## Task details
All of the data that follows should be retyped exactly, please, except the pictures.

[Extracted records]
====================

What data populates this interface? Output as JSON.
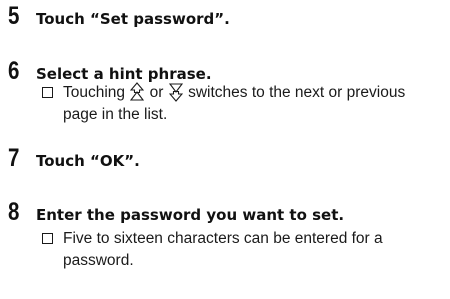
{
  "steps": [
    {
      "number": "5",
      "title": "Touch “Set password”."
    },
    {
      "number": "6",
      "title": "Select a hint phrase."
    },
    {
      "number": "7",
      "title": "Touch “OK”."
    },
    {
      "number": "8",
      "title": "Enter the password you want to set."
    }
  ],
  "notes": {
    "step6": {
      "before": "Touching",
      "middle": "or",
      "after": "switches to the next or previous page in the list.",
      "icons": [
        "page-up-icon",
        "page-down-icon"
      ]
    },
    "step8": {
      "text": "Five to sixteen characters can be entered for a password."
    }
  }
}
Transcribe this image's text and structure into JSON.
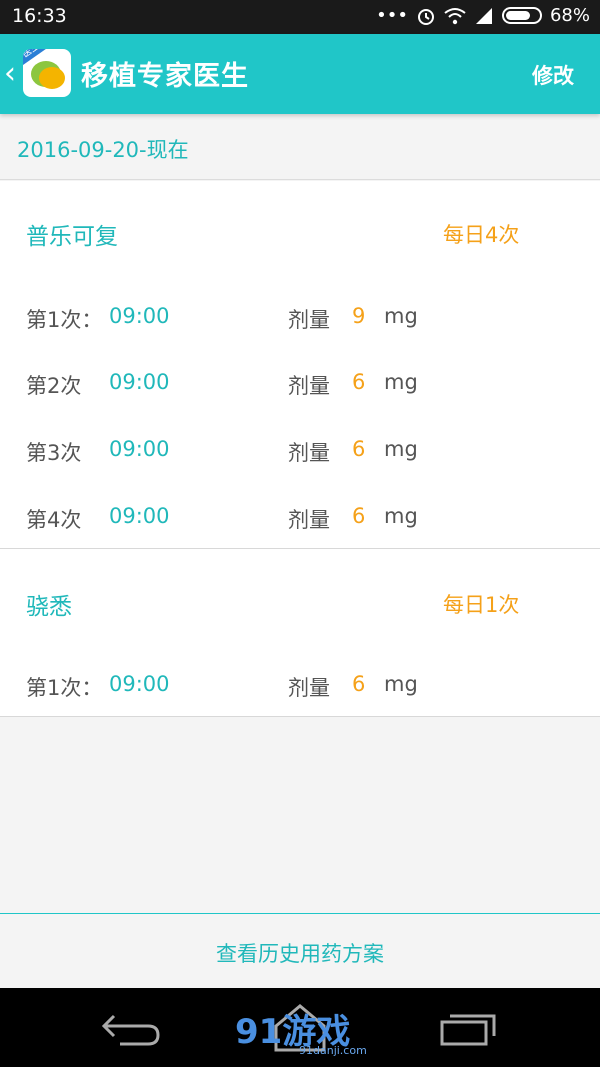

====================

## Written response
What data populates this interface? Output as JSON.
{
  "steps": [
    {
      "number": "5",
      "title": "Touch “Set password”."
    },
    {
      "number": "6",
      "title": "Select a hint phrase."
    },
    {
      "number": "7",
      "title": "Touch “OK”."
    },
    {
      "number": "8",
      "title": "Enter the password you want to set."
    }
  ],
  "notes": {
    "step6": {
      "before": "Touching",
      "middle": "or",
      "after": "switches to the next or previous page in the list.",
      "icons": [
        "page-up-icon",
        "page-down-icon"
      ]
    },
    "step8": {
      "text": "Five to sixteen characters can be entered for a password."
    }
  }
}
Transcribe this image's text and structure into JSON.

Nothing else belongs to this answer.